* Required task:
Copy every line, leaving nothing out and adding nothing.

* Dataset records:
━━━━━━━━━━━━━━━━
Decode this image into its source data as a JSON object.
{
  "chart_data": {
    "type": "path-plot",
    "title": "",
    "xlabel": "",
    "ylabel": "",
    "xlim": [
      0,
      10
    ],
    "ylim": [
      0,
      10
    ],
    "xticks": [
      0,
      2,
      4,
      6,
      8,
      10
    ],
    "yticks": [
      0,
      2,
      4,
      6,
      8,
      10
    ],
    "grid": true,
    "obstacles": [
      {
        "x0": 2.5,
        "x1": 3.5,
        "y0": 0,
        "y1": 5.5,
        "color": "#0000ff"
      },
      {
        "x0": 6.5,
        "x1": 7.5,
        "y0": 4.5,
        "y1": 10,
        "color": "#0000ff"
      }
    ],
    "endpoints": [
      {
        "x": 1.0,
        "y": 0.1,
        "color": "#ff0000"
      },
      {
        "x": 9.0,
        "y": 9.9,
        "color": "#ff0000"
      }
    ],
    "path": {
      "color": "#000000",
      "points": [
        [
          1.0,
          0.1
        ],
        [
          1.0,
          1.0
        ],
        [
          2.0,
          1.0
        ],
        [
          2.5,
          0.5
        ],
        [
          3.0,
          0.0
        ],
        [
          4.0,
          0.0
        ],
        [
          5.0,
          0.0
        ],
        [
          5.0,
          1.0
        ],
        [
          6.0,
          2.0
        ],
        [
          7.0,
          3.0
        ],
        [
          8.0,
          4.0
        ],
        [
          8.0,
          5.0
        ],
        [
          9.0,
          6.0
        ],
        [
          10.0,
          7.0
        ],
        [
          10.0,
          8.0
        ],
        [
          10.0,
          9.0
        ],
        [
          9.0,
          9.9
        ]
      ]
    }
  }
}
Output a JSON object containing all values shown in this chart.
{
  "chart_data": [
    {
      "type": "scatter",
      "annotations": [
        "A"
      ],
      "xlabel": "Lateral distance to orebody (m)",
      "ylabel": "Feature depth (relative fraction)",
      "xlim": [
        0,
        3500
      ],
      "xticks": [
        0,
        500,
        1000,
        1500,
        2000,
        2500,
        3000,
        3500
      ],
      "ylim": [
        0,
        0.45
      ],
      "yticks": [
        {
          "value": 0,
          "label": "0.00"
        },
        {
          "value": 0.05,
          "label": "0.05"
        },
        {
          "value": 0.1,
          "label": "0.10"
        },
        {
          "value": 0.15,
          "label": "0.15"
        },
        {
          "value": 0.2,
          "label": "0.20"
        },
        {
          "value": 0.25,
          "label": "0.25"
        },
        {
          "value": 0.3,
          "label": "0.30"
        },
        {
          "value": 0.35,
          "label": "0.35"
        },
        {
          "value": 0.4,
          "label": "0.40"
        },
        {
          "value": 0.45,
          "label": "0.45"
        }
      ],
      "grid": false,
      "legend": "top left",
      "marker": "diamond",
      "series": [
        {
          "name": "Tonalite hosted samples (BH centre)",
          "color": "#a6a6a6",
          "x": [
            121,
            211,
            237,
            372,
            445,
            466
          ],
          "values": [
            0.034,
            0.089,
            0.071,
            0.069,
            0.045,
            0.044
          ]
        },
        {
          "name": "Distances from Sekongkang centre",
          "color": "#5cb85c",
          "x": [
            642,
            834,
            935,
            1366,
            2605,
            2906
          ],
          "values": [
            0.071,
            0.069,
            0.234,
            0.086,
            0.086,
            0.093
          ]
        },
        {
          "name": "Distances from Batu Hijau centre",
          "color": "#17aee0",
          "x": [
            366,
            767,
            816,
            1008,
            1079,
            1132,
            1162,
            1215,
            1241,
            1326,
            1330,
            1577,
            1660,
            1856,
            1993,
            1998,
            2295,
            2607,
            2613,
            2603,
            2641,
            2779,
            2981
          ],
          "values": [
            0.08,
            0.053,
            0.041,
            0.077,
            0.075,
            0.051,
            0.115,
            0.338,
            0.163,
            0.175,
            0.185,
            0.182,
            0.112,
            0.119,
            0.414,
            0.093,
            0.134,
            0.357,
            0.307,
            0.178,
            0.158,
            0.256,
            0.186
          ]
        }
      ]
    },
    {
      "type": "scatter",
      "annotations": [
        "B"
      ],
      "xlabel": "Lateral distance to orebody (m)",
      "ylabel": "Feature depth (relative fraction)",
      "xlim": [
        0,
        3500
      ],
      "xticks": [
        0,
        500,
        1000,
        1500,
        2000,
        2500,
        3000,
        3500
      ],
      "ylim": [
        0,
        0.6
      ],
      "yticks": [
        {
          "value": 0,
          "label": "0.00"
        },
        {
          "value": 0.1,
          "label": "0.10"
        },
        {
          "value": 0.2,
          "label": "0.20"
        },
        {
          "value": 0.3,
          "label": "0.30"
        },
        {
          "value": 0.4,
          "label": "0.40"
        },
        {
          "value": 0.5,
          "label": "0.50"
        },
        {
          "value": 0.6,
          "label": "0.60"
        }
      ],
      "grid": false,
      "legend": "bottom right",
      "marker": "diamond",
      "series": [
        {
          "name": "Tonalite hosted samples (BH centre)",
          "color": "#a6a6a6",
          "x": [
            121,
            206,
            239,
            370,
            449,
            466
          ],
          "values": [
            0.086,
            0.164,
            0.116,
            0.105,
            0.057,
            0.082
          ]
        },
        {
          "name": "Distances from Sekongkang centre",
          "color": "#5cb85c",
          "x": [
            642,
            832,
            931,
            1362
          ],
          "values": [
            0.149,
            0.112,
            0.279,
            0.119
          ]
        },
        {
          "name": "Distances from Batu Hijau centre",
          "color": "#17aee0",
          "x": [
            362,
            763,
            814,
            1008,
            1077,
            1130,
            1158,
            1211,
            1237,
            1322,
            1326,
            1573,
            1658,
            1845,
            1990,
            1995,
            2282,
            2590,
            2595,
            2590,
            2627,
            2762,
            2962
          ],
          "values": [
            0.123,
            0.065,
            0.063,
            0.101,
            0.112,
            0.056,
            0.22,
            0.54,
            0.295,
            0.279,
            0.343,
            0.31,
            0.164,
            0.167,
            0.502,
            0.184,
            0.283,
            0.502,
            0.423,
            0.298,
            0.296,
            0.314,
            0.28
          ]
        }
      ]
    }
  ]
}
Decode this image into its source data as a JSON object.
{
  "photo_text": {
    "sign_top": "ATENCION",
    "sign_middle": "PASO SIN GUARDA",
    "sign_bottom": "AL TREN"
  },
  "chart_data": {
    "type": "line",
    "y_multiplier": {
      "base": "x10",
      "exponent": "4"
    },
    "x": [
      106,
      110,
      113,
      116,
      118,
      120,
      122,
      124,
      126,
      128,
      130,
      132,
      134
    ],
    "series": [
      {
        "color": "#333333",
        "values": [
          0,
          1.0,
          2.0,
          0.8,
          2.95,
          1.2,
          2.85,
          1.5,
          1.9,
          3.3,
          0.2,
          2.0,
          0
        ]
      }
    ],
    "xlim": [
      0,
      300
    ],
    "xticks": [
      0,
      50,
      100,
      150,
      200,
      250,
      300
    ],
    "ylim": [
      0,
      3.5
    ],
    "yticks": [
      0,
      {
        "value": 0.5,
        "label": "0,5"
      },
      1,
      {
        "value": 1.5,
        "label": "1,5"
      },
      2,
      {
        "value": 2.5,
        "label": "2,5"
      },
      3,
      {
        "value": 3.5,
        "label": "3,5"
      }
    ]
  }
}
━━━━━━━━━━━━━━━━
* Solution to this exercise:
Decode this image into its source data as a JSON object.
{
  "chart_data": {
    "type": "path-plot",
    "title": "",
    "xlabel": "",
    "ylabel": "",
    "xlim": [
      0,
      10
    ],
    "ylim": [
      0,
      10
    ],
    "xticks": [
      0,
      2,
      4,
      6,
      8,
      10
    ],
    "yticks": [
      0,
      2,
      4,
      6,
      8,
      10
    ],
    "grid": true,
    "obstacles": [
      {
        "x0": 2.5,
        "x1": 3.5,
        "y0": 0,
        "y1": 5.5,
        "color": "#0000ff"
      },
      {
        "x0": 6.5,
        "x1": 7.5,
        "y0": 4.5,
        "y1": 10,
        "color": "#0000ff"
      }
    ],
    "endpoints": [
      {
        "x": 1.0,
        "y": 0.1,
        "color": "#ff0000"
      },
      {
        "x": 9.0,
        "y": 9.9,
        "color": "#ff0000"
      }
    ],
    "path": {
      "color": "#000000",
      "points": [
        [
          1.0,
          0.1
        ],
        [
          1.0,
          1.0
        ],
        [
          2.0,
          1.0
        ],
        [
          2.5,
          0.5
        ],
        [
          3.0,
          0.0
        ],
        [
          4.0,
          0.0
        ],
        [
          5.0,
          0.0
        ],
        [
          5.0,
          1.0
        ],
        [
          6.0,
          2.0
        ],
        [
          7.0,
          3.0
        ],
        [
          8.0,
          4.0
        ],
        [
          8.0,
          5.0
        ],
        [
          9.0,
          6.0
        ],
        [
          10.0,
          7.0
        ],
        [
          10.0,
          8.0
        ],
        [
          10.0,
          9.0
        ],
        [
          9.0,
          9.9
        ]
      ]
    }
  }
}
Output a JSON object containing all values shown in this chart.
{
  "chart_data": [
    {
      "type": "scatter",
      "annotations": [
        "A"
      ],
      "xlabel": "Lateral distance to orebody (m)",
      "ylabel": "Feature depth (relative fraction)",
      "xlim": [
        0,
        3500
      ],
      "xticks": [
        0,
        500,
        1000,
        1500,
        2000,
        2500,
        3000,
        3500
      ],
      "ylim": [
        0,
        0.45
      ],
      "yticks": [
        {
          "value": 0,
          "label": "0.00"
        },
        {
          "value": 0.05,
          "label": "0.05"
        },
        {
          "value": 0.1,
          "label": "0.10"
        },
        {
          "value": 0.15,
          "label": "0.15"
        },
        {
          "value": 0.2,
          "label": "0.20"
        },
        {
          "value": 0.25,
          "label": "0.25"
        },
        {
          "value": 0.3,
          "label": "0.30"
        },
        {
          "value": 0.35,
          "label": "0.35"
        },
        {
          "value": 0.4,
          "label": "0.40"
        },
        {
          "value": 0.45,
          "label": "0.45"
        }
      ],
      "grid": false,
      "legend": "top left",
      "marker": "diamond",
      "series": [
        {
          "name": "Tonalite hosted samples (BH centre)",
          "color": "#a6a6a6",
          "x": [
            121,
            211,
            237,
            372,
            445,
            466
          ],
          "values": [
            0.034,
            0.089,
            0.071,
            0.069,
            0.045,
            0.044
          ]
        },
        {
          "name": "Distances from Sekongkang centre",
          "color": "#5cb85c",
          "x": [
            642,
            834,
            935,
            1366,
            2605,
            2906
          ],
          "values": [
            0.071,
            0.069,
            0.234,
            0.086,
            0.086,
            0.093
          ]
        },
        {
          "name": "Distances from Batu Hijau centre",
          "color": "#17aee0",
          "x": [
            366,
            767,
            816,
            1008,
            1079,
            1132,
            1162,
            1215,
            1241,
            1326,
            1330,
            1577,
            1660,
            1856,
            1993,
            1998,
            2295,
            2607,
            2613,
            2603,
            2641,
            2779,
            2981
          ],
          "values": [
            0.08,
            0.053,
            0.041,
            0.077,
            0.075,
            0.051,
            0.115,
            0.338,
            0.163,
            0.175,
            0.185,
            0.182,
            0.112,
            0.119,
            0.414,
            0.093,
            0.134,
            0.357,
            0.307,
            0.178,
            0.158,
            0.256,
            0.186
          ]
        }
      ]
    },
    {
      "type": "scatter",
      "annotations": [
        "B"
      ],
      "xlabel": "Lateral distance to orebody (m)",
      "ylabel": "Feature depth (relative fraction)",
      "xlim": [
        0,
        3500
      ],
      "xticks": [
        0,
        500,
        1000,
        1500,
        2000,
        2500,
        3000,
        3500
      ],
      "ylim": [
        0,
        0.6
      ],
      "yticks": [
        {
          "value": 0,
          "label": "0.00"
        },
        {
          "value": 0.1,
          "label": "0.10"
        },
        {
          "value": 0.2,
          "label": "0.20"
        },
        {
          "value": 0.3,
          "label": "0.30"
        },
        {
          "value": 0.4,
          "label": "0.40"
        },
        {
          "value": 0.5,
          "label": "0.50"
        },
        {
          "value": 0.6,
          "label": "0.60"
        }
      ],
      "grid": false,
      "legend": "bottom right",
      "marker": "diamond",
      "series": [
        {
          "name": "Tonalite hosted samples (BH centre)",
          "color": "#a6a6a6",
          "x": [
            121,
            206,
            239,
            370,
            449,
            466
          ],
          "values": [
            0.086,
            0.164,
            0.116,
            0.105,
            0.057,
            0.082
          ]
        },
        {
          "name": "Distances from Sekongkang centre",
          "color": "#5cb85c",
          "x": [
            642,
            832,
            931,
            1362
          ],
          "values": [
            0.149,
            0.112,
            0.279,
            0.119
          ]
        },
        {
          "name": "Distances from Batu Hijau centre",
          "color": "#17aee0",
          "x": [
            362,
            763,
            814,
            1008,
            1077,
            1130,
            1158,
            1211,
            1237,
            1322,
            1326,
            1573,
            1658,
            1845,
            1990,
            1995,
            2282,
            2590,
            2595,
            2590,
            2627,
            2762,
            2962
          ],
          "values": [
            0.123,
            0.065,
            0.063,
            0.101,
            0.112,
            0.056,
            0.22,
            0.54,
            0.295,
            0.279,
            0.343,
            0.31,
            0.164,
            0.167,
            0.502,
            0.184,
            0.283,
            0.502,
            0.423,
            0.298,
            0.296,
            0.314,
            0.28
          ]
        }
      ]
    }
  ]
}
Decode this image into its source data as a JSON object.
{
  "photo_text": {
    "sign_top": "ATENCION",
    "sign_middle": "PASO SIN GUARDA",
    "sign_bottom": "AL TREN"
  },
  "chart_data": {
    "type": "line",
    "y_multiplier": {
      "base": "x10",
      "exponent": "4"
    },
    "x": [
      106,
      110,
      113,
      116,
      118,
      120,
      122,
      124,
      126,
      128,
      130,
      132,
      134
    ],
    "series": [
      {
        "color": "#333333",
        "values": [
          0,
          1.0,
          2.0,
          0.8,
          2.95,
          1.2,
          2.85,
          1.5,
          1.9,
          3.3,
          0.2,
          2.0,
          0
        ]
      }
    ],
    "xlim": [
      0,
      300
    ],
    "xticks": [
      0,
      50,
      100,
      150,
      200,
      250,
      300
    ],
    "ylim": [
      0,
      3.5
    ],
    "yticks": [
      0,
      {
        "value": 0.5,
        "label": "0,5"
      },
      1,
      {
        "value": 1.5,
        "label": "1,5"
      },
      2,
      {
        "value": 2.5,
        "label": "2,5"
      },
      3,
      {
        "value": 3.5,
        "label": "3,5"
      }
    ]
  }
}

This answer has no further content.